Every line below that mentions the word "Sozialdemokraten" should be copied out.
[Start]
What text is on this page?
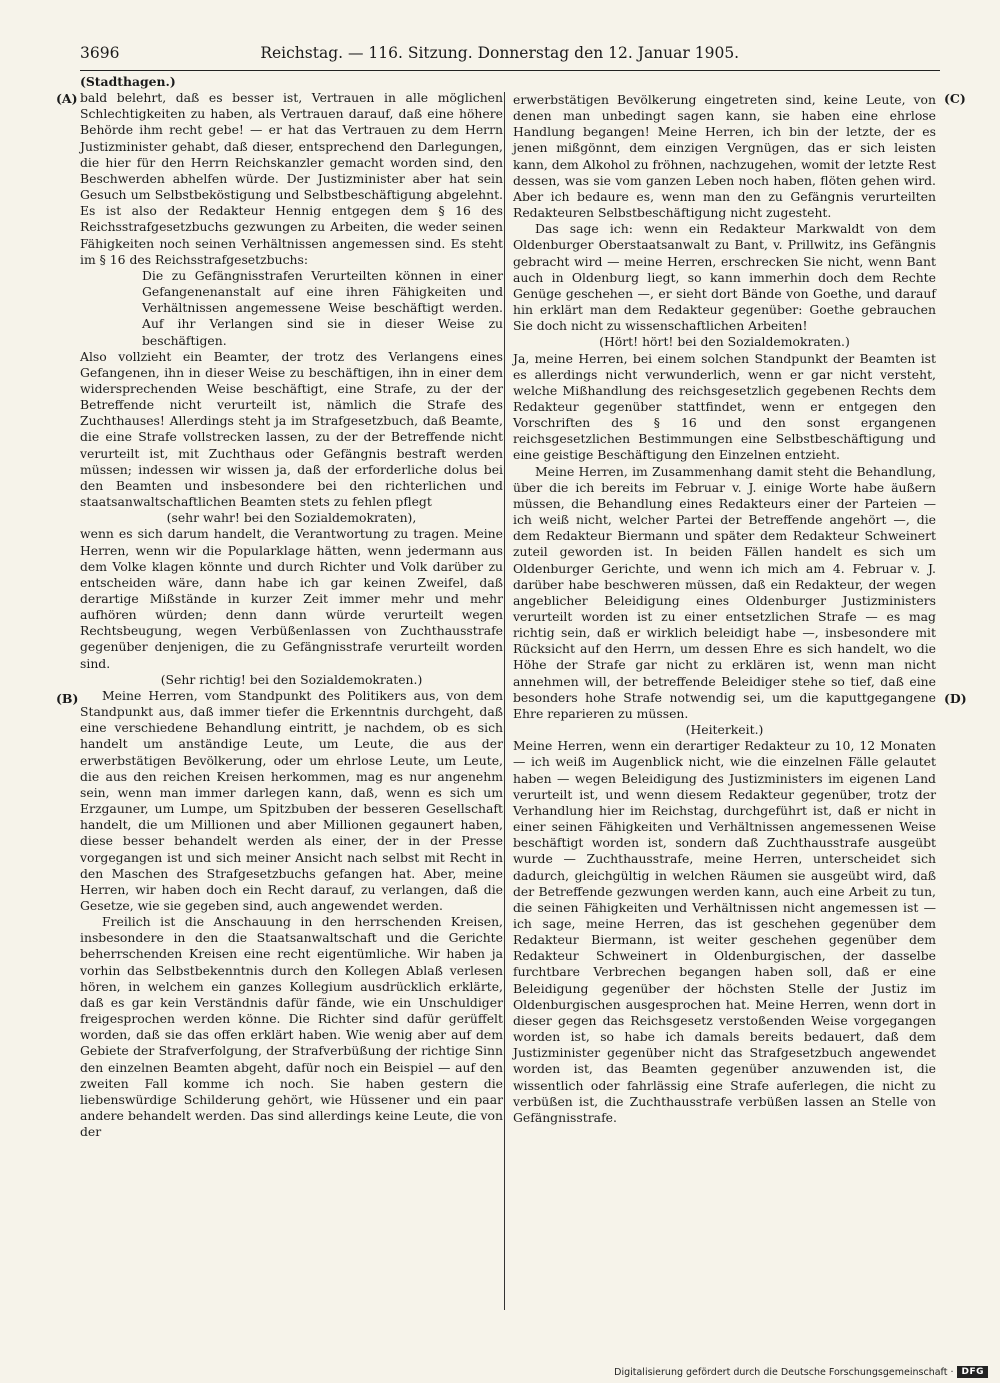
3696	Reichstag. — 116. Sitzung. Donnerstag den 12. Januar 1905.
(A)
(B)
(C)
(D)

(Stadthagen.)

bald belehrt, daß es besser ist, Vertrauen in alle möglichen Schlechtigkeiten zu haben, als Vertrauen darauf, daß eine höhere Behörde ihm recht gebe! — er hat das Vertrauen zu dem Herrn Justizminister gehabt, daß dieser, entsprechend den Darlegungen, die hier für den Herrn Reichskanzler gemacht worden sind, den Beschwerden abhelfen würde. Der Justizminister aber hat sein Gesuch um Selbstbeköstigung und Selbstbeschäftigung abgelehnt. Es ist also der Redakteur Hennig entgegen dem § 16 des Reichsstrafgesetzbuchs gezwungen zu Arbeiten, die weder seinen Fähigkeiten noch seinen Verhältnissen angemessen sind. Es steht im § 16 des Reichsstrafgesetzbuchs:

Die zu Gefängnisstrafen Verurteilten können in einer Gefangenenanstalt auf eine ihren Fähigkeiten und Verhältnissen angemessene Weise beschäftigt werden. Auf ihr Verlangen sind sie in dieser Weise zu beschäftigen.

Also vollzieht ein Beamter, der trotz des Verlangens eines Gefangenen, ihn in dieser Weise zu beschäftigen, ihn in einer dem widersprechenden Weise beschäftigt, eine Strafe, zu der der Betreffende nicht verurteilt ist, nämlich die Strafe des Zuchthauses! Allerdings steht ja im Strafgesetzbuch, daß Beamte, die eine Strafe vollstrecken lassen, zu der der Betreffende nicht verurteilt ist, mit Zuchthaus oder Gefängnis bestraft werden müssen; indessen wir wissen ja, daß der erforderliche dolus bei den Beamten und insbesondere bei den richterlichen und staatsanwaltschaftlichen Beamten stets zu fehlen pflegt

(sehr wahr! bei den Sozialdemokraten),

wenn es sich darum handelt, die Verantwortung zu tragen. Meine Herren, wenn wir die Popularklage hätten, wenn jedermann aus dem Volke klagen könnte und durch Richter und Volk darüber zu entscheiden wäre, dann habe ich gar keinen Zweifel, daß derartige Mißstände in kurzer Zeit immer mehr und mehr aufhören würden; denn dann würde verurteilt wegen Rechtsbeugung, wegen Verbüßenlassen von Zuchthausstrafe gegenüber denjenigen, die zu Gefängnisstrafe verurteilt worden sind.

(Sehr richtig! bei den Sozialdemokraten.)

Meine Herren, vom Standpunkt des Politikers aus, von dem Standpunkt aus, daß immer tiefer die Erkenntnis durchgeht, daß eine verschiedene Behandlung eintritt, je nachdem, ob es sich handelt um anständige Leute, um Leute, die aus der erwerbstätigen Bevölkerung, oder um ehrlose Leute, um Leute, die aus den reichen Kreisen herkommen, mag es nur angenehm sein, wenn man immer darlegen kann, daß, wenn es sich um Erzgauner, um Lumpe, um Spitzbuben der besseren Gesellschaft handelt, die um Millionen und aber Millionen gegaunert haben, diese besser behandelt werden als einer, der in der Presse vorgegangen ist und sich meiner Ansicht nach selbst mit Recht in den Maschen des Strafgesetzbuchs gefangen hat. Aber, meine Herren, wir haben doch ein Recht darauf, zu verlangen, daß die Gesetze, wie sie gegeben sind, auch angewendet werden.

Freilich ist die Anschauung in den herrschenden Kreisen, insbesondere in den die Staatsanwaltschaft und die Gerichte beherrschenden Kreisen eine recht eigentümliche. Wir haben ja vorhin das Selbstbekenntnis durch den Kollegen Ablaß verlesen hören, in welchem ein ganzes Kollegium ausdrücklich erklärte, daß es gar kein Verständnis dafür fände, wie ein Unschuldiger freigesprochen werden könne. Die Richter sind dafür gerüffelt worden, daß sie das offen erklärt haben. Wie wenig aber auf dem Gebiete der Strafverfolgung, der Strafverbüßung der richtige Sinn den einzelnen Beamten abgeht, dafür noch ein Beispiel — auf den zweiten Fall komme ich noch. Sie haben gestern die liebenswürdige Schilderung gehört, wie Hüssener und ein paar andere behandelt werden. Das sind allerdings keine Leute, die von der

erwerbstätigen Bevölkerung eingetreten sind, keine Leute, von denen man unbedingt sagen kann, sie haben eine ehrlose Handlung begangen! Meine Herren, ich bin der letzte, der es jenen mißgönnt, dem einzigen Vergnügen, das er sich leisten kann, dem Alkohol zu fröhnen, nachzugehen, womit der letzte Rest dessen, was sie vom ganzen Leben noch haben, flöten gehen wird. Aber ich bedaure es, wenn man den zu Gefängnis verurteilten Redakteuren Selbstbeschäftigung nicht zugesteht.

Das sage ich: wenn ein Redakteur Markwaldt von dem Oldenburger Oberstaatsanwalt zu Bant, v. Prillwitz, ins Gefängnis gebracht wird — meine Herren, erschrecken Sie nicht, wenn Bant auch in Oldenburg liegt, so kann immerhin doch dem Rechte Genüge geschehen —, er sieht dort Bände von Goethe, und darauf hin erklärt man dem Redakteur gegenüber: Goethe gebrauchen Sie doch nicht zu wissenschaftlichen Arbeiten!

(Hört! hört! bei den Sozialdemokraten.)

Ja, meine Herren, bei einem solchen Standpunkt der Beamten ist es allerdings nicht verwunderlich, wenn er gar nicht versteht, welche Mißhandlung des reichsgesetzlich gegebenen Rechts dem Redakteur gegenüber stattfindet, wenn er entgegen den Vorschriften des § 16 und den sonst ergangenen reichsgesetzlichen Bestimmungen eine Selbstbeschäftigung und eine geistige Beschäftigung den Einzelnen entzieht.

Meine Herren, im Zusammenhang damit steht die Behandlung, über die ich bereits im Februar v. J. einige Worte habe äußern müssen, die Behandlung eines Redakteurs einer der Parteien — ich weiß nicht, welcher Partei der Betreffende angehört —, die dem Redakteur Biermann und später dem Redakteur Schweinert zuteil geworden ist. In beiden Fällen handelt es sich um Oldenburger Gerichte, und wenn ich mich am 4. Februar v. J. darüber habe beschweren müssen, daß ein Redakteur, der wegen angeblicher Beleidigung eines Oldenburger Justizministers verurteilt worden ist zu einer entsetzlichen Strafe — es mag richtig sein, daß er wirklich beleidigt habe —, insbesondere mit Rücksicht auf den Herrn, um dessen Ehre es sich handelt, wo die Höhe der Strafe gar nicht zu erklären ist, wenn man nicht annehmen will, der betreffende Beleidiger stehe so tief, daß eine besonders hohe Strafe notwendig sei, um die kaputtgegangene Ehre reparieren zu müssen.

(Heiterkeit.)

Meine Herren, wenn ein derartiger Redakteur zu 10, 12 Monaten — ich weiß im Augenblick nicht, wie die einzelnen Fälle gelautet haben — wegen Beleidigung des Justizministers im eigenen Land verurteilt ist, und wenn diesem Redakteur gegenüber, trotz der Verhandlung hier im Reichstag, durchgeführt ist, daß er nicht in einer seinen Fähigkeiten und Verhältnissen angemessenen Weise beschäftigt worden ist, sondern daß Zuchthausstrafe ausgeübt wurde — Zuchthausstrafe, meine Herren, unterscheidet sich dadurch, gleichgültig in welchen Räumen sie ausgeübt wird, daß der Betreffende gezwungen werden kann, auch eine Arbeit zu tun, die seinen Fähigkeiten und Verhältnissen nicht angemessen ist — ich sage, meine Herren, das ist geschehen gegenüber dem Redakteur Biermann, ist weiter geschehen gegenüber dem Redakteur Schweinert in Oldenburgischen, der dasselbe furchtbare Verbrechen begangen haben soll, daß er eine Beleidigung gegenüber der höchsten Stelle der Justiz im Oldenburgischen ausgesprochen hat. Meine Herren, wenn dort in dieser gegen das Reichsgesetz verstoßenden Weise vorgegangen worden ist, so habe ich damals bereits bedauert, daß dem Justizminister gegenüber nicht das Strafgesetzbuch angewendet worden ist, das Beamten gegenüber anzuwenden ist, die wissentlich oder fahrlässig eine Strafe auferlegen, die nicht zu verbüßen ist, die Zuchthausstrafe verbüßen lassen an Stelle von Gefängnisstrafe.

Digitalisierung gefördert durch die Deutsche Forschungsgemeinschaft · DFG
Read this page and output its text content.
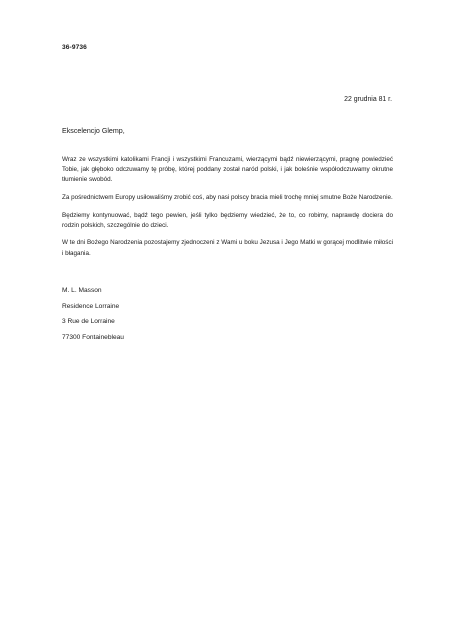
36-9736
22 grudnia 81 r.
Ekscelencjo Glemp,

Wraz ze wszystkimi katolikami Francji i wszystkimi Francuzami, wierzącymi bądź niewierzącymi, pragnę powiedzieć Tobie, jak głęboko odczuwamy tę próbę, której poddany został naród polski, i jak boleśnie współodczuwamy okrutne tłumienie swobód.

Za pośrednictwem Europy usiłowaliśmy zrobić coś, aby nasi polscy bracia mieli trochę mniej smutne Boże Narodzenie.

Będziemy kontynuować, bądź tego pewien, jeśli tylko będziemy wiedzieć, że to, co robimy, naprawdę dociera do rodzin polskich, szczególnie do dzieci.

W te dni Bożego Narodzenia pozostajemy zjednoczeni z Wami u boku Jezusa i Jego Matki w gorącej modlitwie miłości i błagania.

M. L. Masson
Residence Lorraine
3 Rue de Lorraine
77300 Fontainebleau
[End]
Task output:
(sehr wahr! bei den Sozialdemokraten),
(Sehr richtig! bei den Sozialdemokraten.)
(Hört! hört! bei den Sozialdemokraten.)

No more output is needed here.